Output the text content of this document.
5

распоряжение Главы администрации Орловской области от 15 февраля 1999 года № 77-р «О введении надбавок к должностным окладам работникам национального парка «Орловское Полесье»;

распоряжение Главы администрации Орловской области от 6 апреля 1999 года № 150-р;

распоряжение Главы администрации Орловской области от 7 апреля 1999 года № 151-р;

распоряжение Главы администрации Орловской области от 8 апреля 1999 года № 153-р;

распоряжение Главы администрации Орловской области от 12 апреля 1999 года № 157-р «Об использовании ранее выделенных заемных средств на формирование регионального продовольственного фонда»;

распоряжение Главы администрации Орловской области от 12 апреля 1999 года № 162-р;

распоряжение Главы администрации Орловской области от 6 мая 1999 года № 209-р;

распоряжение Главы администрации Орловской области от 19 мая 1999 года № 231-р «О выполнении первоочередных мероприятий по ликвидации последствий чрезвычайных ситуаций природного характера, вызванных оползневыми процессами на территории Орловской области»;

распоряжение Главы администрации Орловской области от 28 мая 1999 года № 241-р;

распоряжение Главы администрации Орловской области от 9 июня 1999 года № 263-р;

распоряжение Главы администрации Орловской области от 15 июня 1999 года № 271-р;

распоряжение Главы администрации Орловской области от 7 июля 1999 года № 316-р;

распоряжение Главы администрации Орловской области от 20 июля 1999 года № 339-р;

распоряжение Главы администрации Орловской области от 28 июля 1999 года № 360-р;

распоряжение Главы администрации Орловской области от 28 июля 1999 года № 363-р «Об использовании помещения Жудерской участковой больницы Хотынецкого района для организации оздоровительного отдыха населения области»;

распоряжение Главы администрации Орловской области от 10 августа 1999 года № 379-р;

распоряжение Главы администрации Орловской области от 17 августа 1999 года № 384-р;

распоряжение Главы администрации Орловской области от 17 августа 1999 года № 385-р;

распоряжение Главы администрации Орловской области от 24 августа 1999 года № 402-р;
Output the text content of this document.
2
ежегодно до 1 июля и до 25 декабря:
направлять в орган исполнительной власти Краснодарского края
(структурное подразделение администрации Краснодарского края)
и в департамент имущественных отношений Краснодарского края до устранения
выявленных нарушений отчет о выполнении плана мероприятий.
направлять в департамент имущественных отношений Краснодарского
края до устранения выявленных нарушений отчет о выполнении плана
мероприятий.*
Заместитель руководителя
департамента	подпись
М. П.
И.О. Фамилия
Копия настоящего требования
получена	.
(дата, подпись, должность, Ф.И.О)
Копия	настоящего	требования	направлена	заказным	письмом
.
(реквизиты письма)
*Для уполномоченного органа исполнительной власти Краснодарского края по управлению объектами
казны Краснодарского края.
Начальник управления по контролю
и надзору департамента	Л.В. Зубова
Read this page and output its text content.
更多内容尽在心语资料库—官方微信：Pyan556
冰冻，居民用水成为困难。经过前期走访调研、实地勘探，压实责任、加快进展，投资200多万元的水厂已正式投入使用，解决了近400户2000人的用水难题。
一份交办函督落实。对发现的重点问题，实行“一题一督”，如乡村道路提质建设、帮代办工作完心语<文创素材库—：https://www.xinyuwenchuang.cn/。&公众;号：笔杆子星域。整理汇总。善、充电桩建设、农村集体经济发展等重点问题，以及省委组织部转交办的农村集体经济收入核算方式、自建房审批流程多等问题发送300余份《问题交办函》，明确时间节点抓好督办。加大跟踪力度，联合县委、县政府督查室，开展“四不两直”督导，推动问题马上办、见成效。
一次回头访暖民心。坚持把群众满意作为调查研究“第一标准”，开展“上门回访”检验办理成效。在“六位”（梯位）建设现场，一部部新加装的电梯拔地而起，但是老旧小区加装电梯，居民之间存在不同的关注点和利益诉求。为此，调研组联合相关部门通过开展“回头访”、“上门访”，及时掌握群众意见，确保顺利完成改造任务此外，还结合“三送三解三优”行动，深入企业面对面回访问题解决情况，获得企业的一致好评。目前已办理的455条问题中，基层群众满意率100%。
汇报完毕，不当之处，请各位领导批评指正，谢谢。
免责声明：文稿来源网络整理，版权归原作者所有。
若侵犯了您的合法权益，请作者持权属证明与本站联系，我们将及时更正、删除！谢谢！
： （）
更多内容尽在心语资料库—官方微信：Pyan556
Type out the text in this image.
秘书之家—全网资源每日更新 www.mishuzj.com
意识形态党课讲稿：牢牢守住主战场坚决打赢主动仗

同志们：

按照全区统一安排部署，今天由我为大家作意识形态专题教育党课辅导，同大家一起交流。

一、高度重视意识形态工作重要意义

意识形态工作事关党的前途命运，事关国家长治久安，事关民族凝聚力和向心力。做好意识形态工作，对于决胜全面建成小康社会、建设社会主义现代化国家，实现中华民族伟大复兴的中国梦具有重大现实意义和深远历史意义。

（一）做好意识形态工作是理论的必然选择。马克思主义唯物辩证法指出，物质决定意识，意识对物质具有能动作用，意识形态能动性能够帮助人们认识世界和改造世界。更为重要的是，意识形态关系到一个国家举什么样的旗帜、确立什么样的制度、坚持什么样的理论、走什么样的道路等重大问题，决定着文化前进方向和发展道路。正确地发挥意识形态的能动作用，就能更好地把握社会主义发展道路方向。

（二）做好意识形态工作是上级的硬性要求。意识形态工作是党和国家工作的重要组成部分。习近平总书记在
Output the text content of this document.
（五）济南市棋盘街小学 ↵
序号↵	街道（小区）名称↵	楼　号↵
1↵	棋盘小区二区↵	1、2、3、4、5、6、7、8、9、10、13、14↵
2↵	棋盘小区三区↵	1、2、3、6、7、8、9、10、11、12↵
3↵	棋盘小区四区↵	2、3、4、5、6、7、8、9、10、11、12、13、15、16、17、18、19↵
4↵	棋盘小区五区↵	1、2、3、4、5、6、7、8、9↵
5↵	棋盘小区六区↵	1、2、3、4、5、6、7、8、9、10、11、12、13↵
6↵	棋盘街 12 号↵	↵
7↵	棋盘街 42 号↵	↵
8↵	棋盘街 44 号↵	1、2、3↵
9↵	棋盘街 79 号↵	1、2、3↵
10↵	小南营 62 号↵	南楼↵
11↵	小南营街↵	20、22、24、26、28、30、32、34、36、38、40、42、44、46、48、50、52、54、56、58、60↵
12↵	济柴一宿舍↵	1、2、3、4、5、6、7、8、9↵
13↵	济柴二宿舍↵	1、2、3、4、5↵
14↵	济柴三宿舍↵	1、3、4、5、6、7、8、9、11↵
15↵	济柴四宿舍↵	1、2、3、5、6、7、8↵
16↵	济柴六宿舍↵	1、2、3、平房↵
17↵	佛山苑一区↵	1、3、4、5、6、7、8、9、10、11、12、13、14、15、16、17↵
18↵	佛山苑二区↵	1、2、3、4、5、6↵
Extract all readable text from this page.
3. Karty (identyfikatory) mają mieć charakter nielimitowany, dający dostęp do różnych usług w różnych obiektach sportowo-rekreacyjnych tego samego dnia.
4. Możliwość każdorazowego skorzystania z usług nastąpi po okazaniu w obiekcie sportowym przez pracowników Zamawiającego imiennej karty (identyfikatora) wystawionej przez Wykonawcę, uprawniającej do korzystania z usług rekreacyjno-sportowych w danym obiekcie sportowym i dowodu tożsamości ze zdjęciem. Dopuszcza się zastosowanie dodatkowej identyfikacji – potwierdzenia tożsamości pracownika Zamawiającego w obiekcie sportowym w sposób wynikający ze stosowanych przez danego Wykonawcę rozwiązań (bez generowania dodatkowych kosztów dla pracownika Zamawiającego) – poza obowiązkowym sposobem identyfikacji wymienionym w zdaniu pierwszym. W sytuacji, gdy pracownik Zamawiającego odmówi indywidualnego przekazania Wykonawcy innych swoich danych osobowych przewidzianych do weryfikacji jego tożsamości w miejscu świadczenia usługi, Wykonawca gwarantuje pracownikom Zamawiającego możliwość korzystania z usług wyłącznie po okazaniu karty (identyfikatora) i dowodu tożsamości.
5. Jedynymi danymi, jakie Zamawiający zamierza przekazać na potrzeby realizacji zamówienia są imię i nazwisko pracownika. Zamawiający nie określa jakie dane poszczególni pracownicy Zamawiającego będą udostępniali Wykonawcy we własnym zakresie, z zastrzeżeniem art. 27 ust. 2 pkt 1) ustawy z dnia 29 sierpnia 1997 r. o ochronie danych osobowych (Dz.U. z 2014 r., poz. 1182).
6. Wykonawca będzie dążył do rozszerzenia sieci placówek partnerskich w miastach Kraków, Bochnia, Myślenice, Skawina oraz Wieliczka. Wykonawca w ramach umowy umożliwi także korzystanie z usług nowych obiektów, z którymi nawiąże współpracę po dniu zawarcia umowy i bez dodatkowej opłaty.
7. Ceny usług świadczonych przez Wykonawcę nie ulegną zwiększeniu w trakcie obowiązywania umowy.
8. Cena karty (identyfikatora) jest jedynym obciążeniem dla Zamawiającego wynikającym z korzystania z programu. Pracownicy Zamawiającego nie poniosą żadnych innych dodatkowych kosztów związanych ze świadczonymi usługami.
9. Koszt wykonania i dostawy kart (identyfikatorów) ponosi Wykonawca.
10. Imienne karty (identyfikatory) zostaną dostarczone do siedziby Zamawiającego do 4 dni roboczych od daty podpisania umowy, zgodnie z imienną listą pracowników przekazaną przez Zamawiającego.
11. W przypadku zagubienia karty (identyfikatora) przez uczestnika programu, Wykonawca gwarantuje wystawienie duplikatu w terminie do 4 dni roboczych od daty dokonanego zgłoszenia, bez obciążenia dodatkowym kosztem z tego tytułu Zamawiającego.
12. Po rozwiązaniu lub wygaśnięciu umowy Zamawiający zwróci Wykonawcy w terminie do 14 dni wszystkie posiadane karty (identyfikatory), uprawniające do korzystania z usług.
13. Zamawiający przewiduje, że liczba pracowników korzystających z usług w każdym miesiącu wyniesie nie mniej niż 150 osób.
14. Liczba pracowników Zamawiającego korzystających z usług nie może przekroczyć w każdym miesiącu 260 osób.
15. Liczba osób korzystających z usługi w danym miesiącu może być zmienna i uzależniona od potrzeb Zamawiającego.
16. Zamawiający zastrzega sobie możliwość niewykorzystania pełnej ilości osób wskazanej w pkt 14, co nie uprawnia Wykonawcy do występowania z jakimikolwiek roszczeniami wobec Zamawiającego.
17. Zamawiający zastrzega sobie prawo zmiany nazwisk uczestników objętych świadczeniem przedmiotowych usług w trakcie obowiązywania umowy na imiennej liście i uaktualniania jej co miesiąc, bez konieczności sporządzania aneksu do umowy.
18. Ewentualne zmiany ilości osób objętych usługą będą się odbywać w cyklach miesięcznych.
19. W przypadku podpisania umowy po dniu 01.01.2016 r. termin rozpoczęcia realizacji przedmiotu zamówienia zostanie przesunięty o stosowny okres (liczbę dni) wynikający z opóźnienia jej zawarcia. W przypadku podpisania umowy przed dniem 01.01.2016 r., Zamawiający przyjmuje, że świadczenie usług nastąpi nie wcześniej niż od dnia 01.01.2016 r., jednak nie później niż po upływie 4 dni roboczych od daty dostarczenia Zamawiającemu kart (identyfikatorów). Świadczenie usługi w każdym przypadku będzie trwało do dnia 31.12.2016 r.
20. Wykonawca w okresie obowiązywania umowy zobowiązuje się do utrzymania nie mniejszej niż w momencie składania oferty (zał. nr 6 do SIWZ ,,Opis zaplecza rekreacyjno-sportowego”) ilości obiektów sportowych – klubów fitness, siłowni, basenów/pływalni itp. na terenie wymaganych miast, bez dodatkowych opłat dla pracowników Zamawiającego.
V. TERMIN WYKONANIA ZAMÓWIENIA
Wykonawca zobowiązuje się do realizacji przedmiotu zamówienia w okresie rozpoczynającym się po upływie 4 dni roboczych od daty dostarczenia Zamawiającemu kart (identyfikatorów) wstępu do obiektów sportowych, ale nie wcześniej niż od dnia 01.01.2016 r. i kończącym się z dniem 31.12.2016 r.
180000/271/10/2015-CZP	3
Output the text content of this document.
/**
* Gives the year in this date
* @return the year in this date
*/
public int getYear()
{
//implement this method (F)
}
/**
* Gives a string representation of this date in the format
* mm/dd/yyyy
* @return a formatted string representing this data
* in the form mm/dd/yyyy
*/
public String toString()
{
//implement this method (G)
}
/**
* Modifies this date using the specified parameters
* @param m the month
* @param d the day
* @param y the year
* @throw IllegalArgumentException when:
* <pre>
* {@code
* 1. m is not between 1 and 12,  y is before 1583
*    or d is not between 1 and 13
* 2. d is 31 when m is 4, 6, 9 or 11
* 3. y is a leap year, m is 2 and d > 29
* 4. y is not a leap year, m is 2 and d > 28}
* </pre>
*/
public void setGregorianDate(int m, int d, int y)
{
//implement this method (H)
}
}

#####

▸ YOUR TASK:
Locate the lines above that contain "отчет" and copy them.

▸ FULL SOLUTION:
выявленных нарушений отчет о выполнении плана мероприятий.
края до устранения выявленных нарушений отчет о выполнении плана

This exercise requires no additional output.